- Task goal -
Where the line containing "Read out every word on this page." appears, begin retyping; continue exactly through the final line of the data. Omit every picture.

━━━ Task input

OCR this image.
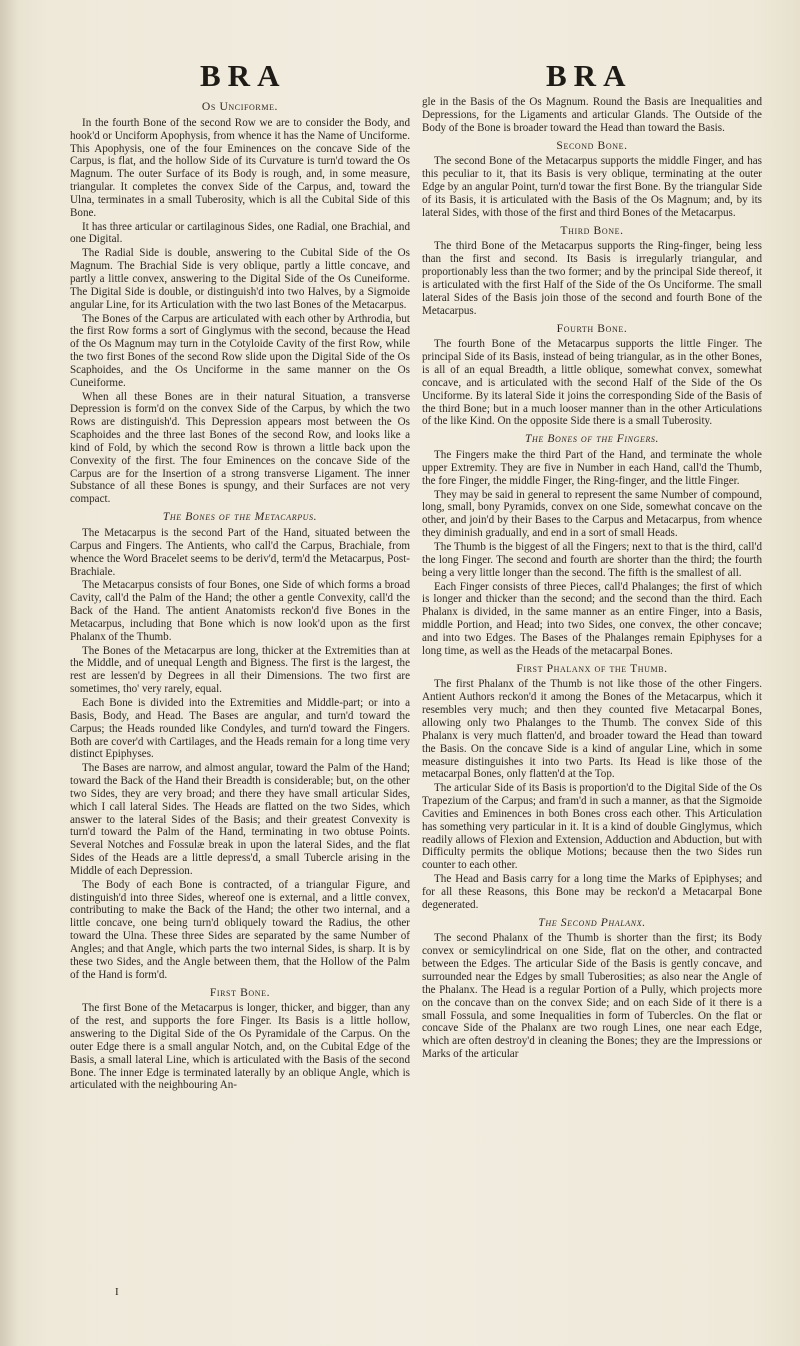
BRA	BRA
Os Unciforme.

In the fourth Bone of the second Row we are to consider the Body, and hook'd or Unciform Apophysis, from whence it has the Name of Unciforme. This Apophysis, one of the four Eminences on the concave Side of the Carpus, is flat, and the hollow Side of its Curvature is turn'd toward the Os Magnum. The outer Surface of its Body is rough, and, in some measure, triangular. It completes the convex Side of the Carpus, and, toward the Ulna, terminates in a small Tuberosity, which is all the Cubital Side of this Bone.

It has three articular or cartilaginous Sides, one Radial, one Brachial, and one Digital.

The Radial Side is double, answering to the Cubital Side of the Os Magnum. The Brachial Side is very oblique, partly a little concave, and partly a little convex, answering to the Digital Side of the Os Cuneiforme. The Digital Side is double, or distinguish'd into two Halves, by a Sigmoide angular Line, for its Articulation with the two last Bones of the Metacarpus.

The Bones of the Carpus are articulated with each other by Arthrodia, but the first Row forms a sort of Ginglymus with the second, because the Head of the Os Magnum may turn in the Cotyloide Cavity of the first Row, while the two first Bones of the second Row slide upon the Digital Side of the Os Scaphoides, and the Os Unciforme in the same manner on the Os Cuneiforme.

When all these Bones are in their natural Situation, a transverse Depression is form'd on the convex Side of the Carpus, by which the two Rows are distinguish'd. This Depression appears most between the Os Scaphoides and the three last Bones of the second Row, and looks like a kind of Fold, by which the second Row is thrown a little back upon the Convexity of the first. The four Eminences on the concave Side of the Carpus are for the Insertion of a strong transverse Ligament. The inner Substance of all these Bones is spungy, and their Surfaces are not very compact.

The Bones of the Metacarpus.

The Metacarpus is the second Part of the Hand, situated between the Carpus and Fingers. The Antients, who call'd the Carpus, Brachiale, from whence the Word Bracelet seems to be deriv'd, term'd the Metacarpus, Post-Brachiale.

The Metacarpus consists of four Bones, one Side of which forms a broad Cavity, call'd the Palm of the Hand; the other a gentle Convexity, call'd the Back of the Hand. The antient Anatomists reckon'd five Bones in the Metacarpus, including that Bone which is now look'd upon as the first Phalanx of the Thumb.

The Bones of the Metacarpus are long, thicker at the Extremities than at the Middle, and of unequal Length and Bigness. The first is the largest, the rest are lessen'd by Degrees in all their Dimensions. The two first are sometimes, tho' very rarely, equal.

Each Bone is divided into the Extremities and Middle-part; or into a Basis, Body, and Head. The Bases are angular, and turn'd toward the Carpus; the Heads rounded like Condyles, and turn'd toward the Fingers. Both are cover'd with Cartilages, and the Heads remain for a long time very distinct Epiphyses.

The Bases are narrow, and almost angular, toward the Palm of the Hand; toward the Back of the Hand their Breadth is considerable; but, on the other two Sides, they are very broad; and there they have small articular Sides, which I call lateral Sides. The Heads are flatted on the two Sides, which answer to the lateral Sides of the Basis; and their greatest Convexity is turn'd toward the Palm of the Hand, terminating in two obtuse Points. Several Notches and Fossulæ break in upon the lateral Sides, and the flat Sides of the Heads are a little depress'd, a small Tubercle arising in the Middle of each Depression.

The Body of each Bone is contracted, of a triangular Figure, and distinguish'd into three Sides, whereof one is external, and a little convex, contributing to make the Back of the Hand; the other two internal, and a little concave, one being turn'd obliquely toward the Radius, the other toward the Ulna. These three Sides are separated by the same Number of Angles; and that Angle, which parts the two internal Sides, is sharp. It is by these two Sides, and the Angle between them, that the Hollow of the Palm of the Hand is form'd.

First Bone.

The first Bone of the Metacarpus is longer, thicker, and bigger, than any of the rest, and supports the fore Finger. Its Basis is a little hollow, answering to the Digital Side of the Os Pyramidale of the Carpus. On the outer Edge there is a small angular Notch, and, on the Cubital Edge of the Basis, a small lateral Line, which is articulated with the Basis of the second Bone. The inner Edge is terminated laterally by an oblique Angle, which is articulated with the neighbouring An-

gle in the Basis of the Os Magnum. Round the Basis are Inequalities and Depressions, for the Ligaments and articular Glands. The Outside of the Body of the Bone is broader toward the Head than toward the Basis.

Second Bone.

The second Bone of the Metacarpus supports the middle Finger, and has this peculiar to it, that its Basis is very oblique, terminating at the outer Edge by an angular Point, turn'd towar the first Bone. By the triangular Side of its Basis, it is articulated with the Basis of the Os Magnum; and, by its lateral Sides, with those of the first and third Bones of the Metacarpus.

Third Bone.

The third Bone of the Metacarpus supports the Ring-finger, being less than the first and second. Its Basis is irregularly triangular, and proportionably less than the two former; and by the principal Side thereof, it is articulated with the first Half of the Side of the Os Unciforme. The small lateral Sides of the Basis join those of the second and fourth Bone of the Metacarpus.

Fourth Bone.

The fourth Bone of the Metacarpus supports the little Finger. The principal Side of its Basis, instead of being triangular, as in the other Bones, is all of an equal Breadth, a little oblique, somewhat convex, somewhat concave, and is articulated with the second Half of the Side of the Os Unciforme. By its lateral Side it joins the corresponding Side of the Basis of the third Bone; but in a much looser manner than in the other Articulations of the like Kind. On the opposite Side there is a small Tuberosity.

The Bones of the Fingers.

The Fingers make the third Part of the Hand, and terminate the whole upper Extremity. They are five in Number in each Hand, call'd the Thumb, the fore Finger, the middle Finger, the Ring-finger, and the little Finger.

They may be said in general to represent the same Number of compound, long, small, bony Pyramids, convex on one Side, somewhat concave on the other, and join'd by their Bases to the Carpus and Metacarpus, from whence they diminish gradually, and end in a sort of small Heads.

The Thumb is the biggest of all the Fingers; next to that is the third, call'd the long Finger. The second and fourth are shorter than the third; the fourth being a very little longer than the second. The fifth is the smallest of all.

Each Finger consists of three Pieces, call'd Phalanges; the first of which is longer and thicker than the second; and the second than the third. Each Phalanx is divided, in the same manner as an entire Finger, into a Basis, middle Portion, and Head; into two Sides, one convex, the other concave; and into two Edges. The Bases of the Phalanges remain Epiphyses for a long time, as well as the Heads of the metacarpal Bones.

First Phalanx of the Thumb.

The first Phalanx of the Thumb is not like those of the other Fingers. Antient Authors reckon'd it among the Bones of the Metacarpus, which it resembles very much; and then they counted five Metacarpal Bones, allowing only two Phalanges to the Thumb. The convex Side of this Phalanx is very much flatten'd, and broader toward the Head than toward the Basis. On the concave Side is a kind of angular Line, which in some measure distinguishes it into two Parts. Its Head is like those of the metacarpal Bones, only flatten'd at the Top.

The articular Side of its Basis is proportion'd to the Digital Side of the Os Trapezium of the Carpus; and fram'd in such a manner, as that the Sigmoide Cavities and Eminences in both Bones cross each other. This Articulation has something very particular in it. It is a kind of double Ginglymus, which readily allows of Flexion and Extension, Adduction and Abduction, but with Difficulty permits the oblique Motions; because then the two Sides run counter to each other.

The Head and Basis carry for a long time the Marks of Epiphyses; and for all these Reasons, this Bone may be reckon'd a Metacarpal Bone degenerated.

The Second Phalanx.

The second Phalanx of the Thumb is shorter than the first; its Body convex or semicylindrical on one Side, flat on the other, and contracted between the Edges. The articular Side of the Basis is gently concave, and surrounded near the Edges by small Tuberosities; as also near the Angle of the Phalanx. The Head is a regular Portion of a Pully, which projects more on the concave than on the convex Side; and on each Side of it there is a small Fossula, and some Inequalities in form of Tubercles. On the flat or concave Side of the Phalanx are two rough Lines, one near each Edge, which are often destroy'd in cleaning the Bones; they are the Impressions or Marks of the articular

I
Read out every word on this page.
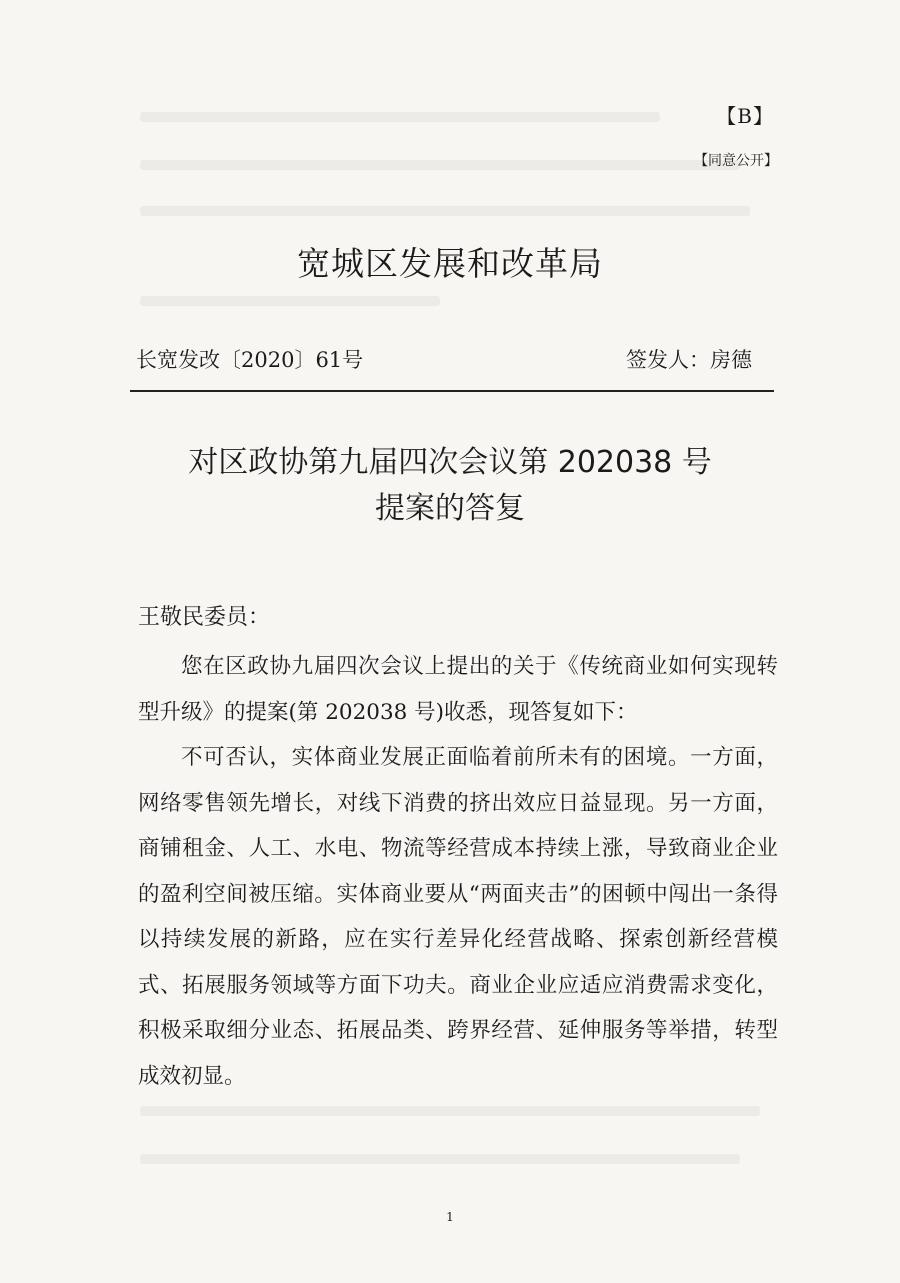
【B】
【同意公开】
宽城区发展和改革局
长宽发改〔2020〕61号	签发人：房德
对区政协第九届四次会议第 202038 号
提案的答复
王敬民委员：

您在区政协九届四次会议上提出的关于《传统商业如何实现转型升级》的提案(第 202038 号)收悉，现答复如下：

不可否认，实体商业发展正面临着前所未有的困境。一方面，网络零售领先增长，对线下消费的挤出效应日益显现。另一方面，商铺租金、人工、水电、物流等经营成本持续上涨，导致商业企业的盈利空间被压缩。实体商业要从“两面夹击”的困顿中闯出一条得以持续发展的新路，应在实行差异化经营战略、探索创新经营模式、拓展服务领域等方面下功夫。商业企业应适应消费需求变化，积极采取细分业态、拓展品类、跨界经营、延伸服务等举措，转型成效初显。

1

━━━━━━

- Solution for this exercise -
Read out every word on this page.
【B】
【同意公开】
宽城区发展和改革局
长宽发改〔2020〕61号	签发人：房德
对区政协第九届四次会议第 202038 号
提案的答复
王敬民委员：

您在区政协九届四次会议上提出的关于《传统商业如何实现转型升级》的提案(第 202038 号)收悉，现答复如下：

不可否认，实体商业发展正面临着前所未有的困境。一方面，网络零售领先增长，对线下消费的挤出效应日益显现。另一方面，商铺租金、人工、水电、物流等经营成本持续上涨，导致商业企业的盈利空间被压缩。实体商业要从“两面夹击”的困顿中闯出一条得以持续发展的新路，应在实行差异化经营战略、探索创新经营模式、拓展服务领域等方面下功夫。商业企业应适应消费需求变化，积极采取细分业态、拓展品类、跨界经营、延伸服务等举措，转型成效初显。

1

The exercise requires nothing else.